| Tasks and exercises |
- 1) Using the course page, decide whether each statement agrees with it: (a) Lecture 2 is dated 22nd Aug, 2015; (b) the Lecture 3 work calls for choosing any 10K docs; (c) one of the MED codes to be written is a weighted version. Answer each with yes or no and quote the deciding words.
- 2) Rewrite the course page from "Run tokenization and" to "alignment, and weighted.", putting "Spelling Correction" in place of "Spell Correction".

| Extract provided |

★ ★ ★ ★

New I have couple of RA / TA positions, could be turned into PhD positions dependent on satisfactory performance. Contact me for details.

CS 491: Natural Language Processing (Odd Semester)

Lecture 1



8th Aug, 2015



Regular Expression for tokenization and sentence boundary identification.


Find out data set for your respective languages on Twitter/Facebook

Run tokenization and sentence boundary identification on the data



Lecture 2

Minimum Edit Distance - Spell Correction


22nd Aug, 2015



Write codes for MED: normal, alignment, and weighted.


Run on the data I provided

More details in mail


Lecture 3

Web Page Indexing - Basics


5th Sept, 2015



Create Positional Index File for you language

Will give individual query to each group and the group has to send me the output.

Download Corpus: Choose your language. Choose any 5K docs.

★ ★ ★ ★

| Given material |
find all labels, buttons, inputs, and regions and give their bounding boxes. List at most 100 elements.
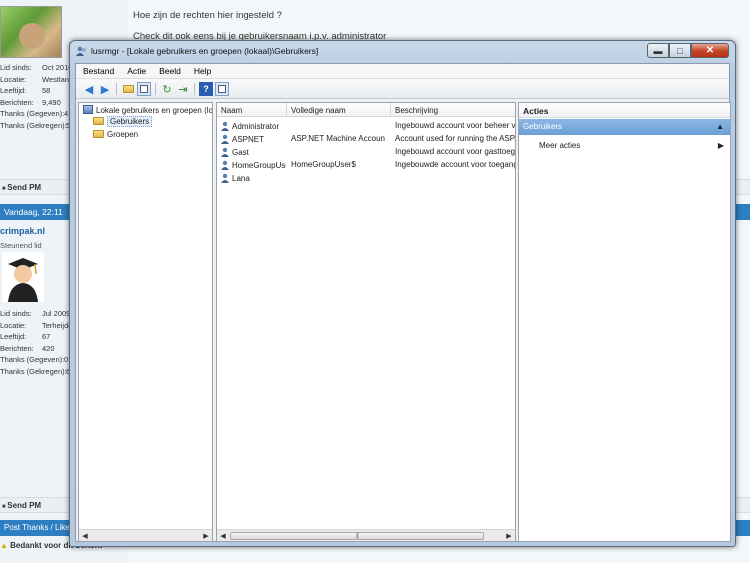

★ ★ ★ ★

| Per-task answers |
- 1)
(a) Yes: "22nd Aug, 2015"
(b) No: "Choose any 5K docs."
(c) Yes: "Write codes for MED: normal, alignment, and weighted."

- 2)
Run tokenization and sentence boundary identification on the data



Lecture 2

Minimum Edit Distance - Spelling Correction


22nd Aug, 2015



Write codes for MED: normal, alignment, and weighted.